§ OBJECTIVE: Transcribe the material verbatim in full; the pictures do not belong in the copy.

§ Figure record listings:

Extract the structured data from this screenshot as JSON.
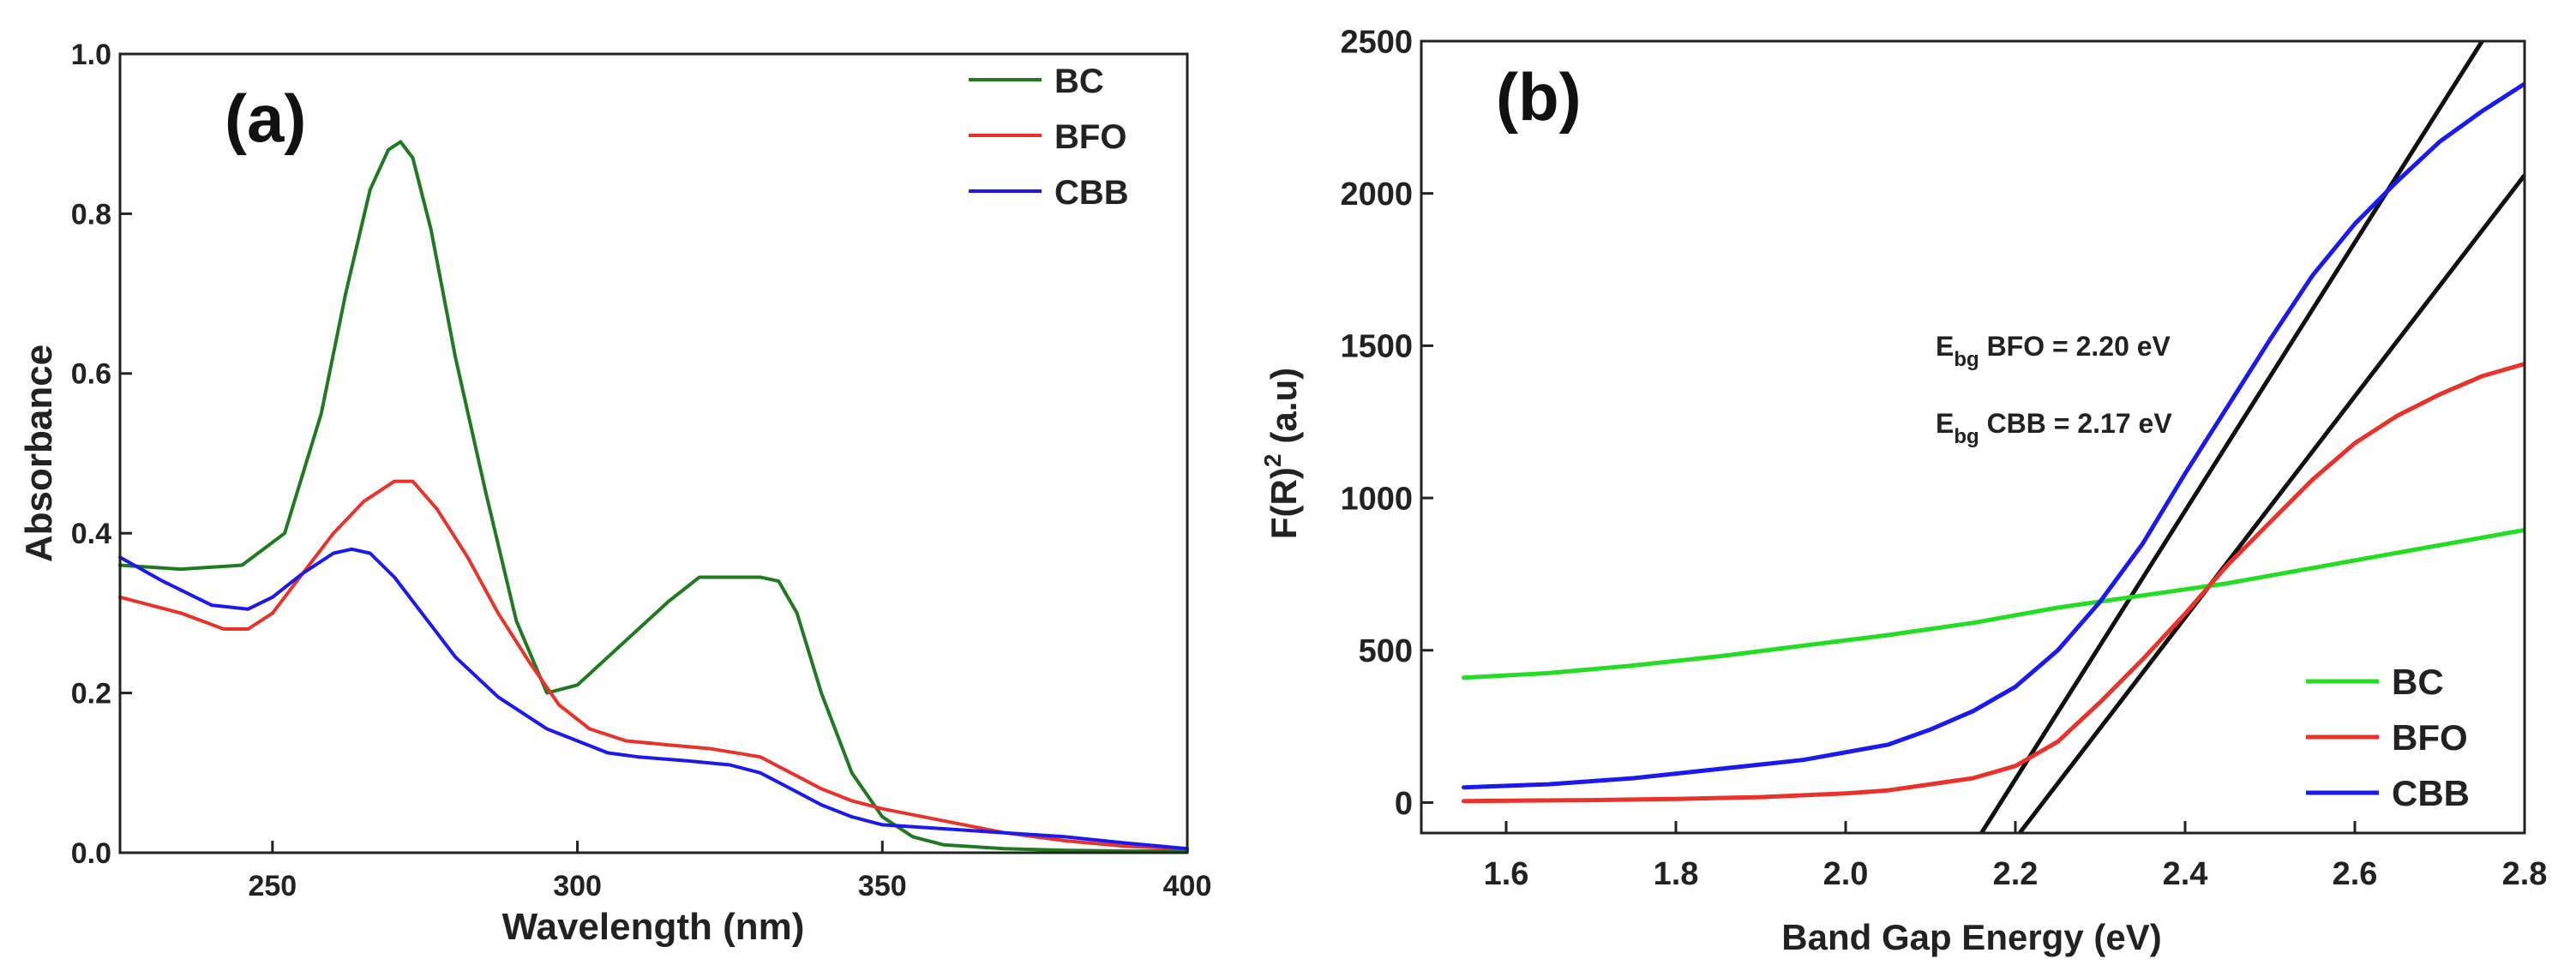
{
  "chart_data": [
    {
      "type": "line",
      "panel_label": "(a)",
      "xlabel": "Wavelength (nm)",
      "ylabel": "Absorbance",
      "xlim": [
        225,
        400
      ],
      "ylim": [
        0.0,
        1.0
      ],
      "xticks": [
        250,
        300,
        350,
        400
      ],
      "yticks": [
        0.0,
        0.2,
        0.4,
        0.6,
        0.8,
        1.0
      ],
      "ytick_labels": [
        "0.0",
        "0.2",
        "0.4",
        "0.6",
        "0.8",
        "1.0"
      ],
      "legend_position": "top-right",
      "series": [
        {
          "name": "BC",
          "color": "#1e7a1e",
          "x": [
            225,
            235,
            245,
            252,
            258,
            262,
            266,
            269,
            271,
            273,
            276,
            280,
            285,
            290,
            295,
            300,
            305,
            310,
            315,
            320,
            325,
            330,
            333,
            336,
            340,
            345,
            350,
            355,
            360,
            370,
            380,
            390,
            400
          ],
          "y": [
            0.36,
            0.355,
            0.36,
            0.4,
            0.55,
            0.7,
            0.83,
            0.88,
            0.89,
            0.87,
            0.78,
            0.62,
            0.45,
            0.29,
            0.2,
            0.21,
            0.245,
            0.28,
            0.315,
            0.345,
            0.345,
            0.345,
            0.34,
            0.3,
            0.2,
            0.1,
            0.045,
            0.02,
            0.01,
            0.005,
            0.003,
            0.002,
            0.002
          ]
        },
        {
          "name": "BFO",
          "color": "#e8322a",
          "x": [
            225,
            235,
            242,
            246,
            250,
            255,
            260,
            265,
            270,
            273,
            277,
            282,
            287,
            292,
            297,
            302,
            308,
            315,
            322,
            330,
            335,
            340,
            345,
            350,
            360,
            370,
            380,
            390,
            400
          ],
          "y": [
            0.32,
            0.3,
            0.28,
            0.28,
            0.3,
            0.35,
            0.4,
            0.44,
            0.465,
            0.465,
            0.43,
            0.37,
            0.3,
            0.24,
            0.185,
            0.155,
            0.14,
            0.135,
            0.13,
            0.12,
            0.1,
            0.08,
            0.065,
            0.055,
            0.04,
            0.025,
            0.015,
            0.008,
            0.005
          ]
        },
        {
          "name": "CBB",
          "color": "#1a1aee",
          "x": [
            225,
            232,
            240,
            246,
            250,
            255,
            260,
            263,
            266,
            270,
            275,
            280,
            287,
            295,
            300,
            305,
            310,
            318,
            325,
            330,
            335,
            340,
            345,
            350,
            360,
            370,
            380,
            390,
            400
          ],
          "y": [
            0.37,
            0.34,
            0.31,
            0.305,
            0.32,
            0.35,
            0.375,
            0.38,
            0.375,
            0.345,
            0.295,
            0.245,
            0.195,
            0.155,
            0.14,
            0.125,
            0.12,
            0.115,
            0.11,
            0.1,
            0.08,
            0.06,
            0.045,
            0.035,
            0.03,
            0.025,
            0.02,
            0.012,
            0.005
          ]
        }
      ]
    },
    {
      "type": "line",
      "panel_label": "(b)",
      "xlabel": "Band Gap Energy (eV)",
      "ylabel": "F(R)² (a.u)",
      "ylabel_main": "F(R)",
      "ylabel_sup": "2",
      "ylabel_unit": "(a.u)",
      "xlim": [
        1.5,
        2.8
      ],
      "ylim": [
        -100,
        2500
      ],
      "xticks": [
        1.6,
        1.8,
        2.0,
        2.2,
        2.4,
        2.6,
        2.8
      ],
      "xtick_labels": [
        "1.6",
        "1.8",
        "2.0",
        "2.2",
        "2.4",
        "2.6",
        "2.8"
      ],
      "yticks": [
        0,
        500,
        1000,
        1500,
        2000,
        2500
      ],
      "legend_position": "bottom-right",
      "annotations": [
        {
          "prefix": "E",
          "sub": "bg",
          "text": " BFO = 2.20 eV"
        },
        {
          "prefix": "E",
          "sub": "bg",
          "text": " CBB = 2.17 eV"
        }
      ],
      "tangent_lines": [
        {
          "name": "CBB tangent",
          "color": "#111111",
          "x": [
            2.16,
            2.75
          ],
          "y": [
            -100,
            2500
          ]
        },
        {
          "name": "BFO tangent",
          "color": "#111111",
          "x": [
            2.205,
            2.8
          ],
          "y": [
            -100,
            2060
          ]
        }
      ],
      "series": [
        {
          "name": "BC",
          "color": "#22dd22",
          "x": [
            1.55,
            1.65,
            1.75,
            1.85,
            1.95,
            2.05,
            2.15,
            2.25,
            2.35,
            2.45,
            2.55,
            2.65,
            2.75,
            2.8
          ],
          "y": [
            410,
            425,
            450,
            480,
            515,
            550,
            590,
            640,
            680,
            720,
            770,
            820,
            870,
            895
          ]
        },
        {
          "name": "BFO",
          "color": "#e8322a",
          "x": [
            1.55,
            1.7,
            1.8,
            1.9,
            2.0,
            2.05,
            2.1,
            2.15,
            2.2,
            2.25,
            2.3,
            2.35,
            2.4,
            2.45,
            2.5,
            2.55,
            2.6,
            2.65,
            2.7,
            2.75,
            2.8
          ],
          "y": [
            5,
            8,
            12,
            18,
            30,
            40,
            60,
            80,
            120,
            200,
            330,
            470,
            620,
            780,
            920,
            1060,
            1180,
            1270,
            1340,
            1400,
            1440
          ]
        },
        {
          "name": "CBB",
          "color": "#1a1aee",
          "x": [
            1.55,
            1.65,
            1.75,
            1.85,
            1.95,
            2.05,
            2.1,
            2.15,
            2.2,
            2.25,
            2.3,
            2.35,
            2.4,
            2.45,
            2.5,
            2.55,
            2.6,
            2.65,
            2.7,
            2.75,
            2.8
          ],
          "y": [
            50,
            60,
            80,
            110,
            140,
            190,
            240,
            300,
            380,
            500,
            660,
            850,
            1080,
            1300,
            1520,
            1730,
            1900,
            2040,
            2170,
            2270,
            2360
          ]
        }
      ]
    }
  ]
}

§ RESPONSE TO THIS TASK:
Extract the structured data from this screenshot as JSON.
{
  "chart_data": [
    {
      "type": "line",
      "panel_label": "(a)",
      "xlabel": "Wavelength (nm)",
      "ylabel": "Absorbance",
      "xlim": [
        225,
        400
      ],
      "ylim": [
        0.0,
        1.0
      ],
      "xticks": [
        250,
        300,
        350,
        400
      ],
      "yticks": [
        0.0,
        0.2,
        0.4,
        0.6,
        0.8,
        1.0
      ],
      "ytick_labels": [
        "0.0",
        "0.2",
        "0.4",
        "0.6",
        "0.8",
        "1.0"
      ],
      "legend_position": "top-right",
      "series": [
        {
          "name": "BC",
          "color": "#1e7a1e",
          "x": [
            225,
            235,
            245,
            252,
            258,
            262,
            266,
            269,
            271,
            273,
            276,
            280,
            285,
            290,
            295,
            300,
            305,
            310,
            315,
            320,
            325,
            330,
            333,
            336,
            340,
            345,
            350,
            355,
            360,
            370,
            380,
            390,
            400
          ],
          "y": [
            0.36,
            0.355,
            0.36,
            0.4,
            0.55,
            0.7,
            0.83,
            0.88,
            0.89,
            0.87,
            0.78,
            0.62,
            0.45,
            0.29,
            0.2,
            0.21,
            0.245,
            0.28,
            0.315,
            0.345,
            0.345,
            0.345,
            0.34,
            0.3,
            0.2,
            0.1,
            0.045,
            0.02,
            0.01,
            0.005,
            0.003,
            0.002,
            0.002
          ]
        },
        {
          "name": "BFO",
          "color": "#e8322a",
          "x": [
            225,
            235,
            242,
            246,
            250,
            255,
            260,
            265,
            270,
            273,
            277,
            282,
            287,
            292,
            297,
            302,
            308,
            315,
            322,
            330,
            335,
            340,
            345,
            350,
            360,
            370,
            380,
            390,
            400
          ],
          "y": [
            0.32,
            0.3,
            0.28,
            0.28,
            0.3,
            0.35,
            0.4,
            0.44,
            0.465,
            0.465,
            0.43,
            0.37,
            0.3,
            0.24,
            0.185,
            0.155,
            0.14,
            0.135,
            0.13,
            0.12,
            0.1,
            0.08,
            0.065,
            0.055,
            0.04,
            0.025,
            0.015,
            0.008,
            0.005
          ]
        },
        {
          "name": "CBB",
          "color": "#1a1aee",
          "x": [
            225,
            232,
            240,
            246,
            250,
            255,
            260,
            263,
            266,
            270,
            275,
            280,
            287,
            295,
            300,
            305,
            310,
            318,
            325,
            330,
            335,
            340,
            345,
            350,
            360,
            370,
            380,
            390,
            400
          ],
          "y": [
            0.37,
            0.34,
            0.31,
            0.305,
            0.32,
            0.35,
            0.375,
            0.38,
            0.375,
            0.345,
            0.295,
            0.245,
            0.195,
            0.155,
            0.14,
            0.125,
            0.12,
            0.115,
            0.11,
            0.1,
            0.08,
            0.06,
            0.045,
            0.035,
            0.03,
            0.025,
            0.02,
            0.012,
            0.005
          ]
        }
      ]
    },
    {
      "type": "line",
      "panel_label": "(b)",
      "xlabel": "Band Gap Energy (eV)",
      "ylabel": "F(R)² (a.u)",
      "ylabel_main": "F(R)",
      "ylabel_sup": "2",
      "ylabel_unit": "(a.u)",
      "xlim": [
        1.5,
        2.8
      ],
      "ylim": [
        -100,
        2500
      ],
      "xticks": [
        1.6,
        1.8,
        2.0,
        2.2,
        2.4,
        2.6,
        2.8
      ],
      "xtick_labels": [
        "1.6",
        "1.8",
        "2.0",
        "2.2",
        "2.4",
        "2.6",
        "2.8"
      ],
      "yticks": [
        0,
        500,
        1000,
        1500,
        2000,
        2500
      ],
      "legend_position": "bottom-right",
      "annotations": [
        {
          "prefix": "E",
          "sub": "bg",
          "text": " BFO = 2.20 eV"
        },
        {
          "prefix": "E",
          "sub": "bg",
          "text": " CBB = 2.17 eV"
        }
      ],
      "tangent_lines": [
        {
          "name": "CBB tangent",
          "color": "#111111",
          "x": [
            2.16,
            2.75
          ],
          "y": [
            -100,
            2500
          ]
        },
        {
          "name": "BFO tangent",
          "color": "#111111",
          "x": [
            2.205,
            2.8
          ],
          "y": [
            -100,
            2060
          ]
        }
      ],
      "series": [
        {
          "name": "BC",
          "color": "#22dd22",
          "x": [
            1.55,
            1.65,
            1.75,
            1.85,
            1.95,
            2.05,
            2.15,
            2.25,
            2.35,
            2.45,
            2.55,
            2.65,
            2.75,
            2.8
          ],
          "y": [
            410,
            425,
            450,
            480,
            515,
            550,
            590,
            640,
            680,
            720,
            770,
            820,
            870,
            895
          ]
        },
        {
          "name": "BFO",
          "color": "#e8322a",
          "x": [
            1.55,
            1.7,
            1.8,
            1.9,
            2.0,
            2.05,
            2.1,
            2.15,
            2.2,
            2.25,
            2.3,
            2.35,
            2.4,
            2.45,
            2.5,
            2.55,
            2.6,
            2.65,
            2.7,
            2.75,
            2.8
          ],
          "y": [
            5,
            8,
            12,
            18,
            30,
            40,
            60,
            80,
            120,
            200,
            330,
            470,
            620,
            780,
            920,
            1060,
            1180,
            1270,
            1340,
            1400,
            1440
          ]
        },
        {
          "name": "CBB",
          "color": "#1a1aee",
          "x": [
            1.55,
            1.65,
            1.75,
            1.85,
            1.95,
            2.05,
            2.1,
            2.15,
            2.2,
            2.25,
            2.3,
            2.35,
            2.4,
            2.45,
            2.5,
            2.55,
            2.6,
            2.65,
            2.7,
            2.75,
            2.8
          ],
          "y": [
            50,
            60,
            80,
            110,
            140,
            190,
            240,
            300,
            380,
            500,
            660,
            850,
            1080,
            1300,
            1520,
            1730,
            1900,
            2040,
            2170,
            2270,
            2360
          ]
        }
      ]
    }
  ]
}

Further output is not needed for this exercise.